THE INPUT ▸
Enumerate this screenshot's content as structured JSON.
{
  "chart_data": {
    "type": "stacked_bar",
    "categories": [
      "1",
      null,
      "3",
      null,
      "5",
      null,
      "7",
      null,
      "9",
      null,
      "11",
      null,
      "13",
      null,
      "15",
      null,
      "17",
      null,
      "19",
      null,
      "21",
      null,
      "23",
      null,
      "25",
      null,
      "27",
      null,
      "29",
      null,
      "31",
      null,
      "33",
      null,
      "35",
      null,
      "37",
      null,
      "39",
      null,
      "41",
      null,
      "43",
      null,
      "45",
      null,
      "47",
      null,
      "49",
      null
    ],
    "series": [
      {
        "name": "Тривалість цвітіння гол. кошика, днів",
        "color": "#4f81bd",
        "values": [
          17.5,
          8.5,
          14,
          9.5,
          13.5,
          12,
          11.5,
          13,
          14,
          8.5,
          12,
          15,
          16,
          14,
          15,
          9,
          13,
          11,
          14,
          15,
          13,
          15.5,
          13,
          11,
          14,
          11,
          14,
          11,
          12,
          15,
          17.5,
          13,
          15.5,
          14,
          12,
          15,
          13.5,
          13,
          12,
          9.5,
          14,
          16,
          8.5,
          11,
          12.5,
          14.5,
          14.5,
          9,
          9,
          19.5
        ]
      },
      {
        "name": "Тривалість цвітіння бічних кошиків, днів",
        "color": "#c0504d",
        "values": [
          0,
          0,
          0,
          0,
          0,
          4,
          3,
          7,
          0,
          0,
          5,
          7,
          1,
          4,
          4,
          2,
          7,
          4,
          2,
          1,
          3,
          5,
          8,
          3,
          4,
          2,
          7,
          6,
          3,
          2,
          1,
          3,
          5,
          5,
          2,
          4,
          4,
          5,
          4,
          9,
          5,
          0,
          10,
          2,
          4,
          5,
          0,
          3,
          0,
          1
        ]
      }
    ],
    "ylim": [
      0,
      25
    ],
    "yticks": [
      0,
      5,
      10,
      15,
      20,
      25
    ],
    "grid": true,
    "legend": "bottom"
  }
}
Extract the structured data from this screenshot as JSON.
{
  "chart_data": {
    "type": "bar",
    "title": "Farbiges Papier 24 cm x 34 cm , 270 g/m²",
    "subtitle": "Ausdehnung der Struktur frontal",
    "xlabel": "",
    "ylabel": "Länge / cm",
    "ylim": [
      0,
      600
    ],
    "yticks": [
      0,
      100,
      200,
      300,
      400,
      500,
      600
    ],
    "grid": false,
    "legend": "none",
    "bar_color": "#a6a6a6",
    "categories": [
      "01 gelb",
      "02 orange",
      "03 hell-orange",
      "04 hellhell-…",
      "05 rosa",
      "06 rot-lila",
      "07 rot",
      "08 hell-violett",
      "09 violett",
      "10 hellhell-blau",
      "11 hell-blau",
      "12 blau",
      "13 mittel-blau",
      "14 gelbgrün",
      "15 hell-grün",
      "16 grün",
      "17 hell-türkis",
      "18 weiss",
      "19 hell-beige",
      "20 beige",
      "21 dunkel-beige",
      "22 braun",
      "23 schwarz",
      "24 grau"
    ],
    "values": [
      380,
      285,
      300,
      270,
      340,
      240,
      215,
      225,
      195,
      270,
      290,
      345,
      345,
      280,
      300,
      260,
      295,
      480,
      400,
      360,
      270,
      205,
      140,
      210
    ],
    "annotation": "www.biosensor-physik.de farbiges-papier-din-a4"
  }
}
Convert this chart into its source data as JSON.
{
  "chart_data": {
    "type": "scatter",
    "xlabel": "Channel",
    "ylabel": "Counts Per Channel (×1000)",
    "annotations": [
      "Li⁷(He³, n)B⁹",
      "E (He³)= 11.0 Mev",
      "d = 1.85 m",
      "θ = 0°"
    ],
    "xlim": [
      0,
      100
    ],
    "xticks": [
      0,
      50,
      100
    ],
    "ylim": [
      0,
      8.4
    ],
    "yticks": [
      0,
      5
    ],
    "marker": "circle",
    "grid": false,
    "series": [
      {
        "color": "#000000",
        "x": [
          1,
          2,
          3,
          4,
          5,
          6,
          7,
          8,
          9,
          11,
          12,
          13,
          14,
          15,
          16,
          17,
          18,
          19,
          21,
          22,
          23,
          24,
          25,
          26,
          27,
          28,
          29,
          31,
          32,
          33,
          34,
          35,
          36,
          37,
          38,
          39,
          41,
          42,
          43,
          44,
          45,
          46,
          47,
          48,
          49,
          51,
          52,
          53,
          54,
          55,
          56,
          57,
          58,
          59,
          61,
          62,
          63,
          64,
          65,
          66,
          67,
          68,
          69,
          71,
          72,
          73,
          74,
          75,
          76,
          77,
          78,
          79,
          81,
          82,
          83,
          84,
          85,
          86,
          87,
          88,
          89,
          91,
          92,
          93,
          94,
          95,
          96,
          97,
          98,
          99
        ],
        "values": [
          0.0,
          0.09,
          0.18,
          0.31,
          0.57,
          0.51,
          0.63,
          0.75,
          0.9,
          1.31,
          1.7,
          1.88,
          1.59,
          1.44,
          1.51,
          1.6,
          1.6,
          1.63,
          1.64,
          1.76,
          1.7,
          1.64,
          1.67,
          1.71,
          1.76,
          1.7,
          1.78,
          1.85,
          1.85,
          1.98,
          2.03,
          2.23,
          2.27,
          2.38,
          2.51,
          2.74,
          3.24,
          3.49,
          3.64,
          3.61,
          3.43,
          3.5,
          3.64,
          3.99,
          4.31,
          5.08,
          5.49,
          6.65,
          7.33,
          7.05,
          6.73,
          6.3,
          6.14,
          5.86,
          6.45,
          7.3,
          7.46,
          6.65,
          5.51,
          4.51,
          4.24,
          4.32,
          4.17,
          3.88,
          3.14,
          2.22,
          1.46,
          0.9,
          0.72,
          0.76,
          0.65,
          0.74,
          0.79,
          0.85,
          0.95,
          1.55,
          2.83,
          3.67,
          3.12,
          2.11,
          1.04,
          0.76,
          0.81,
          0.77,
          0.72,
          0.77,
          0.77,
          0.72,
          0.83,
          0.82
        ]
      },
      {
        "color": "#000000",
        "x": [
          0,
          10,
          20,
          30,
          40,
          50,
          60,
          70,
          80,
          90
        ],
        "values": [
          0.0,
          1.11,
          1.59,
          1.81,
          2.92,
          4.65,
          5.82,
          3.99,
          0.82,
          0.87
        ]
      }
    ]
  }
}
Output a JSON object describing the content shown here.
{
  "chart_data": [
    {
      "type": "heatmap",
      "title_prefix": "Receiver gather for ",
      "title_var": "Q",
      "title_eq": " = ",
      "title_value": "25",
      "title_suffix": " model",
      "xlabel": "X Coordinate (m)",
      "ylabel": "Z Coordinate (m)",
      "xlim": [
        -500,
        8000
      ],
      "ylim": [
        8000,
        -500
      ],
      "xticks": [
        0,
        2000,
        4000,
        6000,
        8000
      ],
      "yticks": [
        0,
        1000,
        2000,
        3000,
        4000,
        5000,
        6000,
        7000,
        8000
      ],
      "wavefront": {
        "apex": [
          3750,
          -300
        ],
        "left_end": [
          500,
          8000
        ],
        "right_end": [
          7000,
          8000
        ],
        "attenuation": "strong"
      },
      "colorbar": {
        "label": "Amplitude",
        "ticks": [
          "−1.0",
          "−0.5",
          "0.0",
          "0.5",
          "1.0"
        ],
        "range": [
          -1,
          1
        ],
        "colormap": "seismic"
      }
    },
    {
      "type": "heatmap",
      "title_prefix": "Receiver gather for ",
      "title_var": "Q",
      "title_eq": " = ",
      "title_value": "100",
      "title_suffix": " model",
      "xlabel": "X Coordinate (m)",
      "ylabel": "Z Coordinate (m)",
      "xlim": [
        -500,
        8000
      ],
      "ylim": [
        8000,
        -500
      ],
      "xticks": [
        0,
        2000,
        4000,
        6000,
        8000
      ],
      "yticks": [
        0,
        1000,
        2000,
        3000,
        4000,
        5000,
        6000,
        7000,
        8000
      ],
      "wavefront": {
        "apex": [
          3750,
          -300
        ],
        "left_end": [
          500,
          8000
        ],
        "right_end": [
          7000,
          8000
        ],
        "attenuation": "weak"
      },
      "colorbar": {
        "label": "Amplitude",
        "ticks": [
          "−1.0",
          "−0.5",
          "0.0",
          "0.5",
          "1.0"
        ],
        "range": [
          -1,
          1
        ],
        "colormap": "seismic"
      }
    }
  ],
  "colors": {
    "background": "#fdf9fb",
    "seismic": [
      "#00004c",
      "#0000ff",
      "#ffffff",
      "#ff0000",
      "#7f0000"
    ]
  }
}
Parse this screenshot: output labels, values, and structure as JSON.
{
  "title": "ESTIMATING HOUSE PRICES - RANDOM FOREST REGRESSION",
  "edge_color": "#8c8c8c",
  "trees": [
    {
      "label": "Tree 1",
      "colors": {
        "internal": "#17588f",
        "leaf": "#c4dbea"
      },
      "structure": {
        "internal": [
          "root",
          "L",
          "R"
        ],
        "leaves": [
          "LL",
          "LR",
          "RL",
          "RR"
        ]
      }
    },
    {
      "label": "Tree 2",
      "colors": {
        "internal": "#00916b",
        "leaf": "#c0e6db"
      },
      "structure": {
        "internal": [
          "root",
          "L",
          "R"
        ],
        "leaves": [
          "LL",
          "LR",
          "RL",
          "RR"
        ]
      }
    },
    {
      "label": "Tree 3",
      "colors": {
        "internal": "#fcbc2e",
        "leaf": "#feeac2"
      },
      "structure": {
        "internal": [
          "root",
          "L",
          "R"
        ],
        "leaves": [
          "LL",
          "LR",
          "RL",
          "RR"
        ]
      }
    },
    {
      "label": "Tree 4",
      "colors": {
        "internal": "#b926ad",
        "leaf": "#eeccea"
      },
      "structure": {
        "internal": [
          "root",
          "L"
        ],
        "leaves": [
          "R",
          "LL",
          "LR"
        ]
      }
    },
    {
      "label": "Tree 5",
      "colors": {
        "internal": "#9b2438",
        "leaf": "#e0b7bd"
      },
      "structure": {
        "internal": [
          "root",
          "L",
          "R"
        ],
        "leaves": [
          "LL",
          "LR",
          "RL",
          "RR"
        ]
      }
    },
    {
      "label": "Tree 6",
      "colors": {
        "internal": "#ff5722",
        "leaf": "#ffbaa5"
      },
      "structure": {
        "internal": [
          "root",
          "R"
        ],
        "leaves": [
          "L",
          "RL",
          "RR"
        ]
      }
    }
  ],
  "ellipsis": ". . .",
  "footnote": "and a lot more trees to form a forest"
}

WHAT TO PRODUCE ▸ Find the word "trees" in the material, then list each line that holds it.

CORRECT OUTPUT ▸
  "trees": [
  "footnote": "and a lot more trees to form a forest"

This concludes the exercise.